-- start --

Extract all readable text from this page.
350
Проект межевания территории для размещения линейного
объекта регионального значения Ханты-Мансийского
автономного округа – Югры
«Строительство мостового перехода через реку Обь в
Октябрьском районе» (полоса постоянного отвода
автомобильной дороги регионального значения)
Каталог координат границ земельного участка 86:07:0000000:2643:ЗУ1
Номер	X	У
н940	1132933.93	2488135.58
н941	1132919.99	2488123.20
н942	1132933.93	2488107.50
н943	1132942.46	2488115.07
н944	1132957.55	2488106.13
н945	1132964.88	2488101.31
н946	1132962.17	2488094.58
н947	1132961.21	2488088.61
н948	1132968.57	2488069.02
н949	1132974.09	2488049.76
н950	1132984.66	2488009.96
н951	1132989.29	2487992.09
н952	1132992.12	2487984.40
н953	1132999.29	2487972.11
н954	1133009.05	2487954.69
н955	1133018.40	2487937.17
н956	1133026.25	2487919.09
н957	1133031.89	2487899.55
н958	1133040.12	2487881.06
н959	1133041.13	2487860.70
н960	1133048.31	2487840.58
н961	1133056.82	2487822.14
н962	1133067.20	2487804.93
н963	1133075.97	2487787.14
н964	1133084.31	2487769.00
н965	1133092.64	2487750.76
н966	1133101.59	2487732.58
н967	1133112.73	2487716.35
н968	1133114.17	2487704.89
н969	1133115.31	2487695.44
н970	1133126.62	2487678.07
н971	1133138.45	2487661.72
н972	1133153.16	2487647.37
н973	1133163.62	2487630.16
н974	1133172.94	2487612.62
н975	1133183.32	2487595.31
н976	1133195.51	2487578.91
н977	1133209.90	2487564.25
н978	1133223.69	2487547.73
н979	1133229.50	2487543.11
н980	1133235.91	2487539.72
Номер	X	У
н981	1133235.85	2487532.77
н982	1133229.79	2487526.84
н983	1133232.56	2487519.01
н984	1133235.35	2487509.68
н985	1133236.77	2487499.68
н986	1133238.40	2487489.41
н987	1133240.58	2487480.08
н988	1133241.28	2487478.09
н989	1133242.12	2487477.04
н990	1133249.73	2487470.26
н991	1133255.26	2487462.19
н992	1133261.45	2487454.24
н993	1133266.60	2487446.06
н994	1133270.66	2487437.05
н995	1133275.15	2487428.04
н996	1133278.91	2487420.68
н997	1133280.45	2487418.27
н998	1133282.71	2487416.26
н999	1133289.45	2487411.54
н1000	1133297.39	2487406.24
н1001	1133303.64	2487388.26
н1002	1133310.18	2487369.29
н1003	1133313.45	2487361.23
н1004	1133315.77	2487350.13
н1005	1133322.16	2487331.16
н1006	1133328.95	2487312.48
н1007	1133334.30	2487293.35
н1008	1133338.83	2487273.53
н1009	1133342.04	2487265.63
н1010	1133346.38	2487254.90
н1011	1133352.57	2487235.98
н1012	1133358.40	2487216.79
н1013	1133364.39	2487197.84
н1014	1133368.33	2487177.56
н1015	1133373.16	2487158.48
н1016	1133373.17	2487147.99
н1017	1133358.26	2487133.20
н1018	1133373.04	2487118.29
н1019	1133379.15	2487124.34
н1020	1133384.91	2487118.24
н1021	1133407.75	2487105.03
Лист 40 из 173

-- end --

● **Task details**
Copy every line of the listing containing the string "значения".

● **Result**
объекта регионального значения Ханты-Мансийского
автомобильной дороги регионального значения)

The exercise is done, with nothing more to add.